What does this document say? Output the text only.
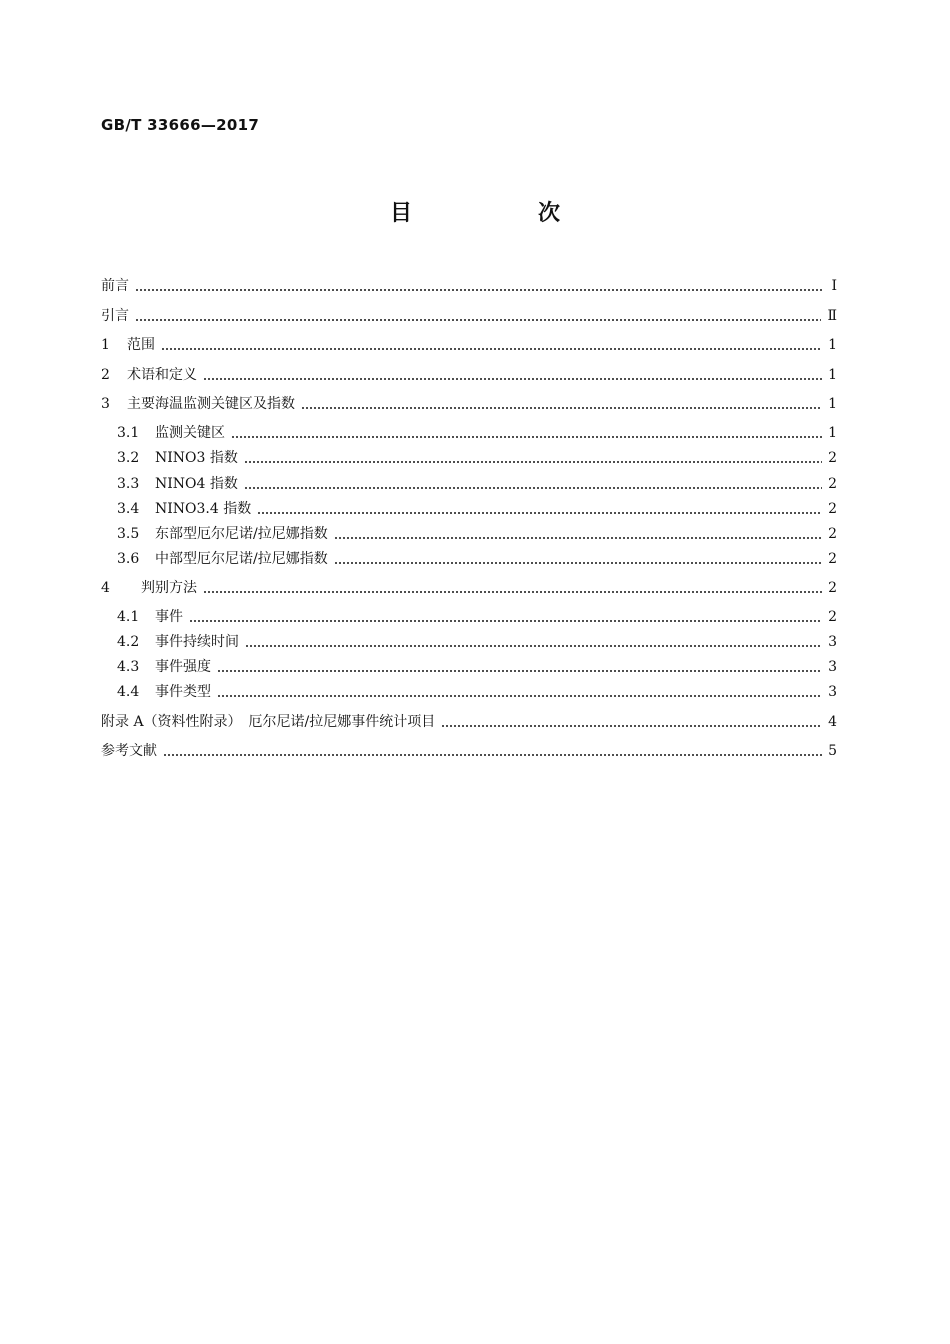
GB/T 33666—2017
目　次
前言	Ⅰ
引言	Ⅱ
1	范围	1
2	术语和定义	1
3	主要海温监测关键区及指数	1
3.1	监测关键区	1
3.2	NINO3 指数	2
3.3	NINO4 指数	2
3.4	NINO3.4 指数	2
3.5	东部型厄尔尼诺/拉尼娜指数	2
3.6	中部型厄尔尼诺/拉尼娜指数	2
4	判别方法	2
4.1	事件	2
4.2	事件持续时间	3
4.3	事件强度	3
4.4	事件类型	3
附录 A（资料性附录）　厄尔尼诺/拉尼娜事件统计项目	4
参考文献	5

§ **Direction**
Leave the pictures out and write out every entry exactly as given.

§ **Task output**
What does this document say? Output the text only.
GB/T 33666—2017
目　次
前言	Ⅰ
引言	Ⅱ
1	范围	1
2	术语和定义	1
3	主要海温监测关键区及指数	1
3.1	监测关键区	1
3.2	NINO3 指数	2
3.3	NINO4 指数	2
3.4	NINO3.4 指数	2
3.5	东部型厄尔尼诺/拉尼娜指数	2
3.6	中部型厄尔尼诺/拉尼娜指数	2
4	判别方法	2
4.1	事件	2
4.2	事件持续时间	3
4.3	事件强度	3
4.4	事件类型	3
附录 A（资料性附录）　厄尔尼诺/拉尼娜事件统计项目	4
参考文献	5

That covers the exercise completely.